WHAT IS REQUIRED = Copy all lines of the listing that include the string "this".

Dataset entries on figures:
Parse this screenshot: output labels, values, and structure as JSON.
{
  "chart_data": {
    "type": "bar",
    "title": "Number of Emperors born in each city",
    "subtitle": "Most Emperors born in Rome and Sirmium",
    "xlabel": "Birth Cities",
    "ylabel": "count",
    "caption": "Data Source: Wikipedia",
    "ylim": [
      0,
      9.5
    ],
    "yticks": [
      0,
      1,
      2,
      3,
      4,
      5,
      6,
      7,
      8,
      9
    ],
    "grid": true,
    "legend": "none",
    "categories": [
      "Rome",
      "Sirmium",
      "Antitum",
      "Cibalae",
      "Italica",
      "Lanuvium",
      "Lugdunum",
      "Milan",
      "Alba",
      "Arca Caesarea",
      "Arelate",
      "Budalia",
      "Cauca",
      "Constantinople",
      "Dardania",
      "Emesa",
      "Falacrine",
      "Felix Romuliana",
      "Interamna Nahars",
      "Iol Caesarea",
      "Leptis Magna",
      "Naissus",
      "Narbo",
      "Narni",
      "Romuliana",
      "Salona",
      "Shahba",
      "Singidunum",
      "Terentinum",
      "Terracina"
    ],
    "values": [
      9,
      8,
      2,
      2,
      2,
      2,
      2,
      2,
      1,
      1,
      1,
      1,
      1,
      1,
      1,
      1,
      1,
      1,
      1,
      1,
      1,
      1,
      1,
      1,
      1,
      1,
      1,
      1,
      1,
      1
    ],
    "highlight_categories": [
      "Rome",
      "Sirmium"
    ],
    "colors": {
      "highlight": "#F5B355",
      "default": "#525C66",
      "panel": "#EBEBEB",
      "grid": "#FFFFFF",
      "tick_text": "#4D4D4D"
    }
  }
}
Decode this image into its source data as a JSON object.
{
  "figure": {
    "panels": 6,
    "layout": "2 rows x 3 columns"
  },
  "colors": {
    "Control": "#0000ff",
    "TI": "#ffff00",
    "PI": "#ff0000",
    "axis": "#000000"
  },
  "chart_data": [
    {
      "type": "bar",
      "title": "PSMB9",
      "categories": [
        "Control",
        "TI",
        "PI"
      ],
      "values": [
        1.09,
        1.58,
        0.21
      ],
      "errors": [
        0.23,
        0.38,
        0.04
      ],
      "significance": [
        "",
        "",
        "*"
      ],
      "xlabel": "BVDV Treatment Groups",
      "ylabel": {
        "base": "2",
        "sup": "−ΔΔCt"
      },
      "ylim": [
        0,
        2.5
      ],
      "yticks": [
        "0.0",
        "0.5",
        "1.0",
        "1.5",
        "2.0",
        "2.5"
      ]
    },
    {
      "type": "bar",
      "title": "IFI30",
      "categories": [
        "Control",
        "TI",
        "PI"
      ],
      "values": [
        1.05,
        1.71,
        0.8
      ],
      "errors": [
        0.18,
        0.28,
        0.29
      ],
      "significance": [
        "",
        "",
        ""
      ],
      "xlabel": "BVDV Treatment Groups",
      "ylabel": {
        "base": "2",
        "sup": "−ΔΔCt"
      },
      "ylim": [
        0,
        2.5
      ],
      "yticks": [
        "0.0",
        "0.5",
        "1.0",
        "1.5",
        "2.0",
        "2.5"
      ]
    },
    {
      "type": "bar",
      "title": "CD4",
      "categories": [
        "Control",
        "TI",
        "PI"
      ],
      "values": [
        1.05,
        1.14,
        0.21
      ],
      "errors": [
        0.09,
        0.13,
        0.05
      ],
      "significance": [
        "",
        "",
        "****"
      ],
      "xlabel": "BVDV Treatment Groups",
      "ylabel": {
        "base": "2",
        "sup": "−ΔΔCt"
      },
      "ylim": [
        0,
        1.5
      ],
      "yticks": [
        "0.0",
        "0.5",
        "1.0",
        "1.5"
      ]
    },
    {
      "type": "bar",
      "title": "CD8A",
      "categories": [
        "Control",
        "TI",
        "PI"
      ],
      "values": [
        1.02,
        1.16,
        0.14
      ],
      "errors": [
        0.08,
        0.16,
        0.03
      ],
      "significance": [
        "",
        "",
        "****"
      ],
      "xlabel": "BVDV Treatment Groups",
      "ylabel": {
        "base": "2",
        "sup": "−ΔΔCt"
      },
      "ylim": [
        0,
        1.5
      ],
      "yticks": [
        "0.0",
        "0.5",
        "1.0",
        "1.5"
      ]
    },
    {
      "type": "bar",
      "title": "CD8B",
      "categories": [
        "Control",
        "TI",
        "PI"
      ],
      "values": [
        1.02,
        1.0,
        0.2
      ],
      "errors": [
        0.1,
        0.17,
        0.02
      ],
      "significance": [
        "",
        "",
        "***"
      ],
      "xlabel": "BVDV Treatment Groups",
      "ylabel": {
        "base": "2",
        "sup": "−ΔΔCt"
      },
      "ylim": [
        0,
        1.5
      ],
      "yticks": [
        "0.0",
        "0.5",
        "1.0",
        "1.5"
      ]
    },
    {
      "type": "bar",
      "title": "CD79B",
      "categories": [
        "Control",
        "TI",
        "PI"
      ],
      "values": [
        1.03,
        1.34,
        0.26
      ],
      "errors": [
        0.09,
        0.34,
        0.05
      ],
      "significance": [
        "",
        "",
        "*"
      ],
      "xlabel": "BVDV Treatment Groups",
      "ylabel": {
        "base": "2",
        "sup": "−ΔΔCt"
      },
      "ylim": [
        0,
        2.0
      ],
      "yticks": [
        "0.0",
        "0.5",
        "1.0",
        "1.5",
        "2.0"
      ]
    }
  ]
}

RESULT BELOW =
Parse this screenshot: output labels, values, and structure as JSON.
Decode this image into its source data as a JSON object.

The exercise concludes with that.